Page text:
▽

The house itself was, indeed, a palace, and without any appearance of a fortification; but when the building was brought on to the slope of the hill on the town side, the king added ditches, ramparts, the round tower, and several addenda of strength; and so it was immediately called a castle.

The pretence which some made to an old story, that William of Wickham built this castle, is a story so evidently fabulous, and so plainly detected, that the very relations which pretend to it, discover the contrary; owning, that the king was so incensed against him, but for a suggestion, that he had a project of assuming the honour of being the founder, that it had like to have cost William all his interest in the king’s favour, which, at that time, was very great; and the Duke of Lancaster, who was his irreconcilable enemy, took the advantage of prompting the king to make that suggestion; but he cleared himself by denying, that he ever made any pretence to being the founder, only put this construction upon the words, That the money, and the reputation he had gained by building that castle for the king, had been the making of him. The words were these,

THIS MADE WICKHAM.

These words, they say, he had caused to be cut on a stone in the inner wall of the little tower, which, from him, is to this day called Winchester Tower.

But to pass over this fiction, this is certain, King Edward was the founder of the whole work, and the plan of it was much of his own contrivance; but he committed the overseeing, and direction of the works, to William of Wickham, or, if you please, William of Wickham was the Sir Christopher Wren of that Court; for William was then a layman, not having had a liberal education, but had a good genius, a mighty lover of building, and had applied his head much that way; nor, indeed, does the building itself fail to do the head, or master-builder, a great deal of honour; for in all the decorations and ornaments, which have been made since by the princes who have liked Windsor best, they have found no occasion to alter any of the front, or to pull down, or build up, add, or diminish, except it be some small matter at the entrance to the great stair-case, the kitchen, and offices below stairs, and the like; but the great north, and east fronts, the square of the inner court, the great gates at the entering from the town, with the Round Tower, and the walls annexed, are all standing in the very form in which King Edward III. left them.

△

Given records:
▽

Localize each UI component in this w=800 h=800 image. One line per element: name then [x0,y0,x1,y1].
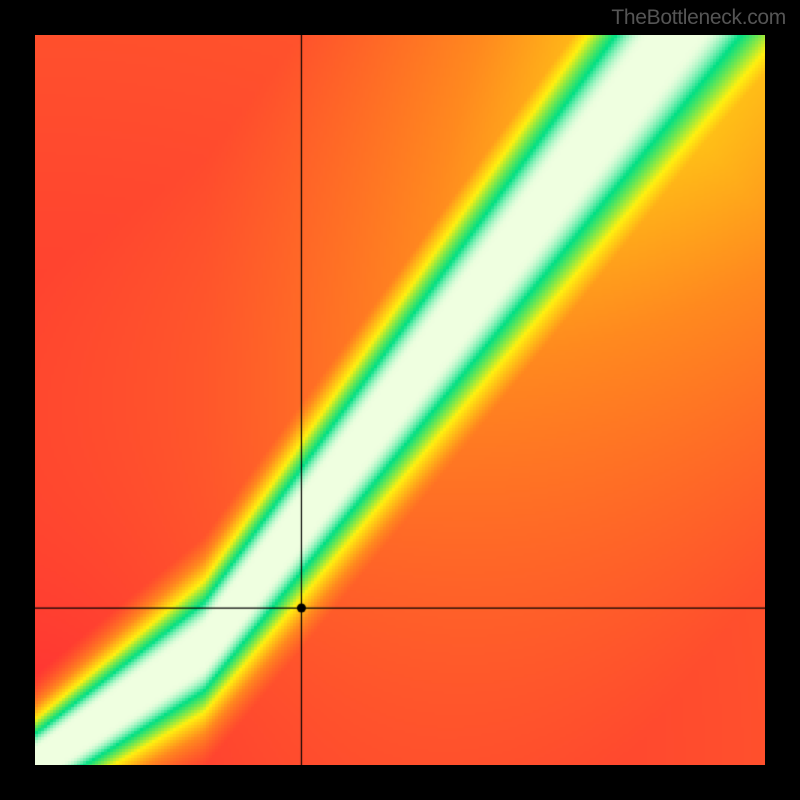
heatmap-canvas [35,35,765,765]
watermark-text: TheBottleneck.com [611,6,786,30]
plot-area [35,35,765,765]
chart-root: TheBottleneck.com [0,0,800,800]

△

Given exercise 1: Please extract the passage on Windsor Castle between "The house itself" and "called a castle.", inclusive.
Given exercise 2: Extend the Windsor Castle passage, picking up after its final sentence.
You can leave the listing aside.

Output 1:
The house itself was, indeed, a palace, and without any appearance of a fortification; but when the building was brought on to the slope of the hill on the town side, the king added ditches, ramparts, the round tower, and several addenda of strength; and so it was immediately called a castle.

Output 2:
The only addition in the inside, is a fine equestrian statue of King Charles II. which stands over the great well, sunk, as may be supposed, in the first building, for the supply of the castle with water, and in which was an engine for raising the water, notwithstanding the great depth, by very little labour; the contrivance and performance done by the great Sir Samuel Morland, one of the best-natur’d mechanicks of his time, and as good a mathematician.

On the outside was added, the terrace walk, built by Queen Elizabeth, and where she usually walked for an hour every day before her dinner, if not hindered by windy weather, which she had a peculiar aversion to; for as to rainy weather, it would not always hinder her; but she rather loved to walk in a mild, calm rain, with an umbrella over her head.

This walk was really a magnificent work; for as it is raised on the side of a precipice, or steep declivity of the hill, so that hill was necessarily cut down a very great depth to bring the foundation to a flat equal to the breadth, which was to be formed above. From the foundation it was raised by solid stone work, of a vast thickness, with cross walls of stone, for banding the front, and preventing any thrust from the weight of earth within. Then this work was all to be filled up again within, after all was first taken out, was thrown down the front of the hill, to push out the precipices still farther, that it might be the same slope from the terrace, as it was before from the foot of the castle.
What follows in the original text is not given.